TASK BRIEF | Copy each of the lines below word for word, leaving out the pictures.

## BEGIN EXTRACTED INFORMATION

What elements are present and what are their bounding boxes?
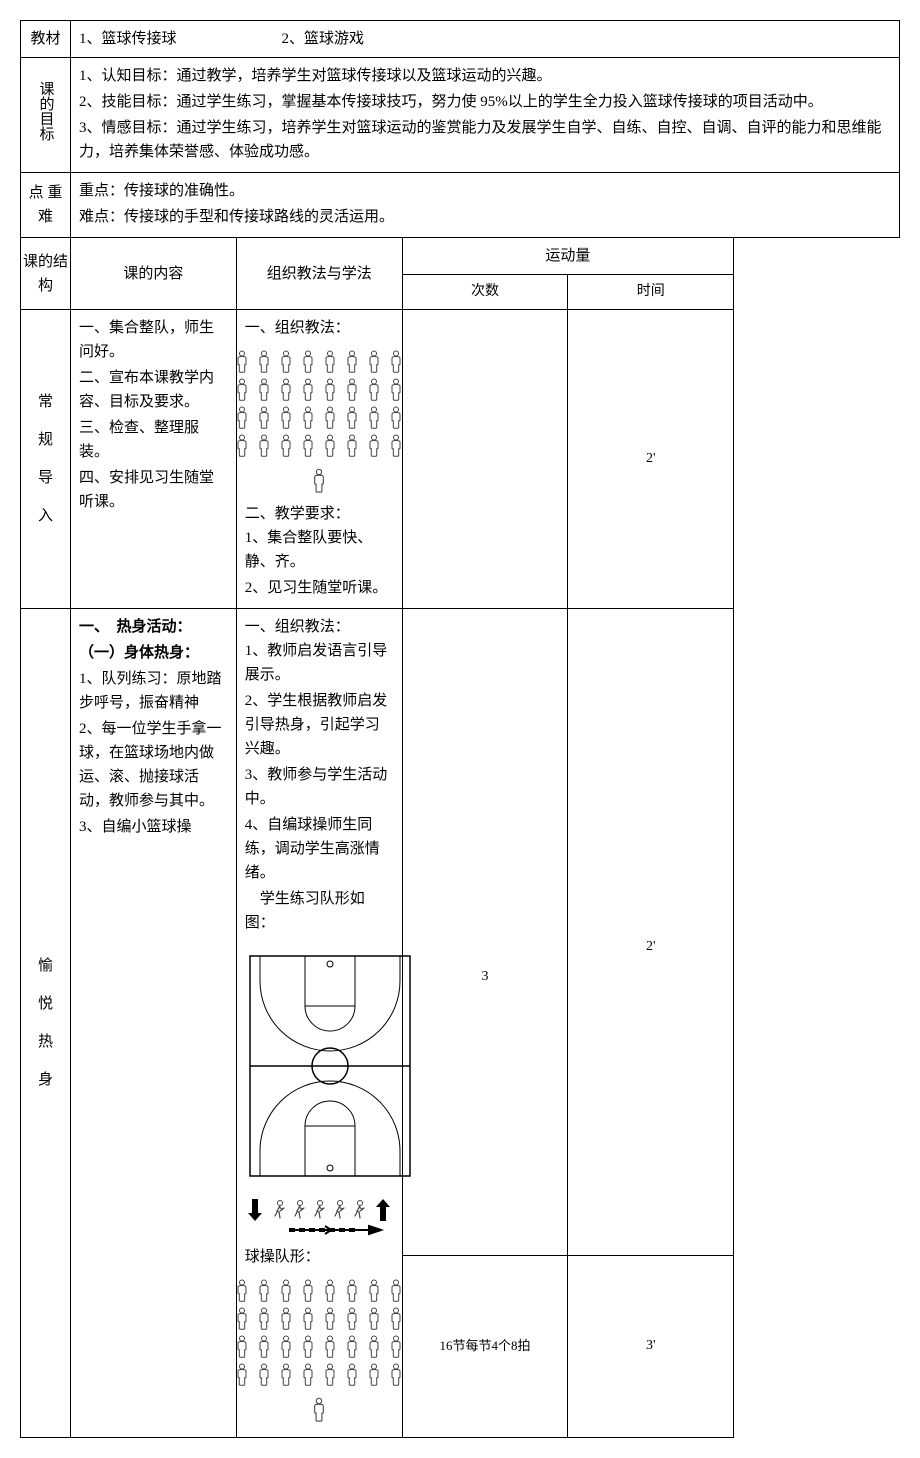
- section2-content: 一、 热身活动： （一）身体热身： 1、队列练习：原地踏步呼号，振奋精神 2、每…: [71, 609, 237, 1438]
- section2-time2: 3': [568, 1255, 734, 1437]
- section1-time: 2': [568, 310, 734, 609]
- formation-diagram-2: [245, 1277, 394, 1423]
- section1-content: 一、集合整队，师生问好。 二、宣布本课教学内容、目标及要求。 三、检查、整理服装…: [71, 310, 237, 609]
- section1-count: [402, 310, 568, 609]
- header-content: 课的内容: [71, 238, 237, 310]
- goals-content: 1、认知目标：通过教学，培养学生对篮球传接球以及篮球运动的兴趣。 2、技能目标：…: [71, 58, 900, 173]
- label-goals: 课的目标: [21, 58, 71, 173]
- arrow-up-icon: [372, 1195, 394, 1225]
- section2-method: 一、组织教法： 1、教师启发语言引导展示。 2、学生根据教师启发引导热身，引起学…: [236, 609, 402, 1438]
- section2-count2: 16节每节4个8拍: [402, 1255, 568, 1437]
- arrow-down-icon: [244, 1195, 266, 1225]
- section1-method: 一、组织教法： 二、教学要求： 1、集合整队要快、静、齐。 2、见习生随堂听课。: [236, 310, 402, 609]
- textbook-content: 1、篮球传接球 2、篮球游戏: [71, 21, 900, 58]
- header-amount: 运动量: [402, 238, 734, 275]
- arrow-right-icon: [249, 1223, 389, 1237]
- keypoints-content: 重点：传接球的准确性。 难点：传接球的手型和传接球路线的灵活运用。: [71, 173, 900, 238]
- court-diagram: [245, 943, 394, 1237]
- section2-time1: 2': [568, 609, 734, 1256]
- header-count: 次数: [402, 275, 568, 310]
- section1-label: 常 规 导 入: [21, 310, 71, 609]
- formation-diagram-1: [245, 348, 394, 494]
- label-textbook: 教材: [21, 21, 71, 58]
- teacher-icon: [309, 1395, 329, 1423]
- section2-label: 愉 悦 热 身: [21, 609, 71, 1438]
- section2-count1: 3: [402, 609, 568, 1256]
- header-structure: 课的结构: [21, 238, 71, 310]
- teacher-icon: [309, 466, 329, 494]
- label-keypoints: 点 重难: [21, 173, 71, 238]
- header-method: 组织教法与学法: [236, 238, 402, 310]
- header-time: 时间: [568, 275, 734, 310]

## END EXTRACTED INFORMATION

TASK SOLUTION |
What elements are present and what are their bounding boxes?
- section2-content: 一、 热身活动： （一）身体热身： 1、队列练习：原地踏步呼号，振奋精神 2、每…: [71, 609, 237, 1438]
- section2-time2: 3': [568, 1255, 734, 1437]
- section1-time: 2': [568, 310, 734, 609]
- formation-diagram-2: [245, 1277, 394, 1423]
- section1-content: 一、集合整队，师生问好。 二、宣布本课教学内容、目标及要求。 三、检查、整理服装…: [71, 310, 237, 609]
- section1-count: [402, 310, 568, 609]
- header-content: 课的内容: [71, 238, 237, 310]
- goals-content: 1、认知目标：通过教学，培养学生对篮球传接球以及篮球运动的兴趣。 2、技能目标：…: [71, 58, 900, 173]
- label-goals: 课的目标: [21, 58, 71, 173]
- arrow-up-icon: [372, 1195, 394, 1225]
- section2-method: 一、组织教法： 1、教师启发语言引导展示。 2、学生根据教师启发引导热身，引起学…: [236, 609, 402, 1438]
- section2-count2: 16节每节4个8拍: [402, 1255, 568, 1437]
- arrow-down-icon: [244, 1195, 266, 1225]
- section1-method: 一、组织教法： 二、教学要求： 1、集合整队要快、静、齐。 2、见习生随堂听课。: [236, 310, 402, 609]
- textbook-content: 1、篮球传接球 2、篮球游戏: [71, 21, 900, 58]
- header-amount: 运动量: [402, 238, 734, 275]
- arrow-right-icon: [249, 1223, 389, 1237]
- keypoints-content: 重点：传接球的准确性。 难点：传接球的手型和传接球路线的灵活运用。: [71, 173, 900, 238]
- court-diagram: [245, 943, 394, 1237]
- section2-time1: 2': [568, 609, 734, 1256]
- header-count: 次数: [402, 275, 568, 310]
- section1-label: 常 规 导 入: [21, 310, 71, 609]
- formation-diagram-1: [245, 348, 394, 494]
- label-textbook: 教材: [21, 21, 71, 58]
- teacher-icon: [309, 1395, 329, 1423]
- section2-label: 愉 悦 热 身: [21, 609, 71, 1438]
- section2-count1: 3: [402, 609, 568, 1256]
- header-structure: 课的结构: [21, 238, 71, 310]
- teacher-icon: [309, 466, 329, 494]
- label-keypoints: 点 重难: [21, 173, 71, 238]
- header-method: 组织教法与学法: [236, 238, 402, 310]
- header-time: 时间: [568, 275, 734, 310]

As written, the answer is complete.